この世を去るまで現役   

野上弥生子

きょうは小説家で翻訳家 野上弥生子(のがみ やえこ、本名:ヤヱ)の誕生日だ。
1885(明治18)年生誕〜1985(昭和60)年逝去(99歳)。

大分県北海部(きたあまべ)郡臼杵(うすき)町で父 小手川角三郎、母 マサの長女として生まれた。家業は祖父の代からの醸造業(現在は小手川酒造株式会社、銘柄は「宗麟」、弥生子の命名による)、屋号は代屋(しろや)。異母兄の次郎、妹のミツ、弟の武馬(のち金次郎と改名)の四人兄弟。幼少の頃から国文、漢文、英語の習得に努めた。

1891(明治24)年 臼杵尋常小学校に入学、四年後の1895(明治28)年 臼杵尋常高等小学校高等科に進学、1895(明治32)年 卒業。
1896(明治33)年15歳のとき上京、叔父の小手川豊次郎宅に寄宿し、明治女学校普通科(足掛け20年ほど存在したキリスト教系の女子校)に入学した。
1898(明治35)年、同郷の野上豊一郎が臼杵中学を卒業後、上京して第一高等学校第一部甲に入学した。まもなくふたりの交際が始まった。1902(明治39)年3月、明治女学校高等科を卒業し、8月15日、一高を卒業し東京帝国大学文科大学に入学する直前の野上豊一郎と結婚(入籍は1904年 明治41年10月28日)、17歳。当初は人の手前、兄妹と称していたらしい。
* * *
- 取り組む作業
上の野上弥生子についての文章のうち、「1885(明治18)年生誕〜1985(昭和60)年逝去(99歳)。」から「臼杵尋常小学校に入学、四年後の1895(明治28)年 臼杵尋常高等小学校高等科に進学、1895(明治32)年 卒業。」までを、その語句も含めて一字一句そのまま書き写してください。

[一連の資料]
* * *
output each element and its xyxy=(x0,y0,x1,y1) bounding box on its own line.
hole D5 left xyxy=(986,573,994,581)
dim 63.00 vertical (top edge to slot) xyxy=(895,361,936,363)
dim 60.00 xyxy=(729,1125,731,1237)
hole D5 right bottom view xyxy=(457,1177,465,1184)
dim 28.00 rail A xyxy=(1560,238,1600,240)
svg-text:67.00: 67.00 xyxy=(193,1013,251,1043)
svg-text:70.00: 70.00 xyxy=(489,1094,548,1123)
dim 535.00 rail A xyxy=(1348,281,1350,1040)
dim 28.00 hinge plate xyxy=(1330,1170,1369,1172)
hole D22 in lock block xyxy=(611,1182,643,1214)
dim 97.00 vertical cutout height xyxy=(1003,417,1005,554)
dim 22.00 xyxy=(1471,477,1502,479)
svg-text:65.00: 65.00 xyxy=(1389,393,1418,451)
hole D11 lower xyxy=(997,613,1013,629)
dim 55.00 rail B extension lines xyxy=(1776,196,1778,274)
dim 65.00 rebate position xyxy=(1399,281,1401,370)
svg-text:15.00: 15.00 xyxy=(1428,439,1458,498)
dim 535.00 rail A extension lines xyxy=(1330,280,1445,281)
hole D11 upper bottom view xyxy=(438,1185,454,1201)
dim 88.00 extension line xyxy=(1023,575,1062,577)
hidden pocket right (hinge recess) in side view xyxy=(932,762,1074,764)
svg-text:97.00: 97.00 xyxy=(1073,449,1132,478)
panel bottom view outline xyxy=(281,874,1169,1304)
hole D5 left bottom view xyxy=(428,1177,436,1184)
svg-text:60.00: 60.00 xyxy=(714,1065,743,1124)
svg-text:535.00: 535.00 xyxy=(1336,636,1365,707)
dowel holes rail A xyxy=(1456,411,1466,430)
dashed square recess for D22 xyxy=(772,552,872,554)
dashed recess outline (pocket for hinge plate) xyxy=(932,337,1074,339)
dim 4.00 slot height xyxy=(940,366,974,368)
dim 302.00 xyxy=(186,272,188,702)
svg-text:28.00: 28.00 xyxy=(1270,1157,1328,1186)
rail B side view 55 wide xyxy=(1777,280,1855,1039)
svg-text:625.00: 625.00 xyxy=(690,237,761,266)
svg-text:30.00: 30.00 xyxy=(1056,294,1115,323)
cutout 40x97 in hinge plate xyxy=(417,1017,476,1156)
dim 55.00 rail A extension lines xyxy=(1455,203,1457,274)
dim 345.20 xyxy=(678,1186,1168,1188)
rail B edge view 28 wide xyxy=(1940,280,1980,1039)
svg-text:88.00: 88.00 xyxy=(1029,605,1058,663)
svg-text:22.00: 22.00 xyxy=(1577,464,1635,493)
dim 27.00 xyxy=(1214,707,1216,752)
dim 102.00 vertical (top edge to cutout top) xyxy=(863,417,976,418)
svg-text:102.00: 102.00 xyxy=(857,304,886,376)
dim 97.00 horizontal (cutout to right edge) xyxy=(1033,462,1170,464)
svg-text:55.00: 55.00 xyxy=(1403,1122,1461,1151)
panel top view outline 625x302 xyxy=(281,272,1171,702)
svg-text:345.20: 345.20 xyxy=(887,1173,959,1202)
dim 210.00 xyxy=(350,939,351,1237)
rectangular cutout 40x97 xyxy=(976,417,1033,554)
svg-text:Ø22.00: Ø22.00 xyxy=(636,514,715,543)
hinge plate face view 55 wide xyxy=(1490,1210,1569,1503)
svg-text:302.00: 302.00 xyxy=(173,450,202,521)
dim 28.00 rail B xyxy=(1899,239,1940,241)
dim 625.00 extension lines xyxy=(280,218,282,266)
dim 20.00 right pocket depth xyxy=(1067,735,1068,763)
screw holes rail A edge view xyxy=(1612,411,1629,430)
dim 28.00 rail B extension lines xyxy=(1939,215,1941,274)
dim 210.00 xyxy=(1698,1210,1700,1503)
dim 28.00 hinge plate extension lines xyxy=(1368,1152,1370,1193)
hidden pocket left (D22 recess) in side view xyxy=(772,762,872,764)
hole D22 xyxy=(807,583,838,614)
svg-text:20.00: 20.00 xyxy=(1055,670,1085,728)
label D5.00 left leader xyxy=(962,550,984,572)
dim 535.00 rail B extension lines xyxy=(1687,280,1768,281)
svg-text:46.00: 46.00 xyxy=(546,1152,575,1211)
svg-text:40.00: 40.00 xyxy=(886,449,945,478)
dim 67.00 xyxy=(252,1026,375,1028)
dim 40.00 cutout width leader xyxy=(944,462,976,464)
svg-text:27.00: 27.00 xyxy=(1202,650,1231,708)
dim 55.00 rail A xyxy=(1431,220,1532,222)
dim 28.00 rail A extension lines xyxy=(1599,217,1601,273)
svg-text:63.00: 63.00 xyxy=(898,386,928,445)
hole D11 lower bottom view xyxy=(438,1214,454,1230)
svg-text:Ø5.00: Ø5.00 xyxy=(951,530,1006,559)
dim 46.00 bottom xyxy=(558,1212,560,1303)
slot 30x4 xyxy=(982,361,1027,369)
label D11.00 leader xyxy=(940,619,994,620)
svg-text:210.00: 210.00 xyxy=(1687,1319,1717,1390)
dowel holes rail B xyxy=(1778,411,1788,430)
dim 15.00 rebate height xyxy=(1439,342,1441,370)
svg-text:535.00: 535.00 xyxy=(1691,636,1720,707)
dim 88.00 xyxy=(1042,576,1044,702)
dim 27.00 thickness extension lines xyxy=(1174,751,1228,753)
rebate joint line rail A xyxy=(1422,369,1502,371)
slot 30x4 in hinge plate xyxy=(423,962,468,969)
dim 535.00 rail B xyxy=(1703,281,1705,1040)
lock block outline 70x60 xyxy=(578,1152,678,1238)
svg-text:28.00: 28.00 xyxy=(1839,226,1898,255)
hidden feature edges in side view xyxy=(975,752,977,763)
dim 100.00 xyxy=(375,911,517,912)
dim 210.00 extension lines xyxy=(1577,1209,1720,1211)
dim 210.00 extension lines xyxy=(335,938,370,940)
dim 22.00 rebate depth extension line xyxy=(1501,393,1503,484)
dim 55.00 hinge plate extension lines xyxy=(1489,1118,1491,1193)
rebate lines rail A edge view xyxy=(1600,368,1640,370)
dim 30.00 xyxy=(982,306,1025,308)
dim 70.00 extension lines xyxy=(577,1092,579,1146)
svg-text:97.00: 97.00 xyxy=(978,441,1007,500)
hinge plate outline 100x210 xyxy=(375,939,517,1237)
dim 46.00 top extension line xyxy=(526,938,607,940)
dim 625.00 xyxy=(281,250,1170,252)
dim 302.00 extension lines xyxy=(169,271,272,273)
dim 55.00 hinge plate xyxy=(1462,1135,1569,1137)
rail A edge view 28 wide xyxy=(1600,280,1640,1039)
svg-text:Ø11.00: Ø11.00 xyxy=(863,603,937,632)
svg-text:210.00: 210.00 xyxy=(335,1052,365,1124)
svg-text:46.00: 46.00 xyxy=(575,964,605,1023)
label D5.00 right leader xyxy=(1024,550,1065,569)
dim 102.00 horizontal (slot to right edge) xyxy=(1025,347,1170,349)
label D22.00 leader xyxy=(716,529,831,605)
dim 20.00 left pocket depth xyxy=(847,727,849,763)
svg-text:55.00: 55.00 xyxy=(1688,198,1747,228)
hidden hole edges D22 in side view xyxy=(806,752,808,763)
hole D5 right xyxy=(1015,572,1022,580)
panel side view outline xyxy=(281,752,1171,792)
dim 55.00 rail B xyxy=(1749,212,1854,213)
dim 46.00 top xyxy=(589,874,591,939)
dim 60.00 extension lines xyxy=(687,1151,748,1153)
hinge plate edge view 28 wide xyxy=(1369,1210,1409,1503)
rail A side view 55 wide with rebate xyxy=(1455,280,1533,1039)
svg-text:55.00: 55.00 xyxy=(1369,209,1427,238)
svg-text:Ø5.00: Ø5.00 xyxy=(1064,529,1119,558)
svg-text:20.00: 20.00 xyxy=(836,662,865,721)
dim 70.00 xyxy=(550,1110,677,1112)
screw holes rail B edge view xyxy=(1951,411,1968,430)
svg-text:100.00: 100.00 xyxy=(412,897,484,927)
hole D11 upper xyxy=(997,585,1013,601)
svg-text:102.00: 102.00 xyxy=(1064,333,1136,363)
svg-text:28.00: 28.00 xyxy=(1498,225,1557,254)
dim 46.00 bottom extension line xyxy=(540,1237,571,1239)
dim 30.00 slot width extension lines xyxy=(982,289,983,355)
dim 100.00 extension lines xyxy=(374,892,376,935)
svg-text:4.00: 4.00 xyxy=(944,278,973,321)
* * *
- 記述による回答
1885(明治18)年生誕〜1985(昭和60)年逝去(99歳)。

大分県北海部(きたあまべ)郡臼杵(うすき)町で父 小手川角三郎、母 マサの長女として生まれた。家業は祖父の代からの醸造業(現在は小手川酒造株式会社、銘柄は「宗麟」、弥生子の命名による)、屋号は代屋(しろや)。異母兄の次郎、妹のミツ、弟の武馬(のち金次郎と改名)の四人兄弟。幼少の頃から国文、漢文、英語の習得に努めた。

1891(明治24)年 臼杵尋常小学校に入学、四年後の1895(明治28)年 臼杵尋常高等小学校高等科に進学、1895(明治32)年 卒業。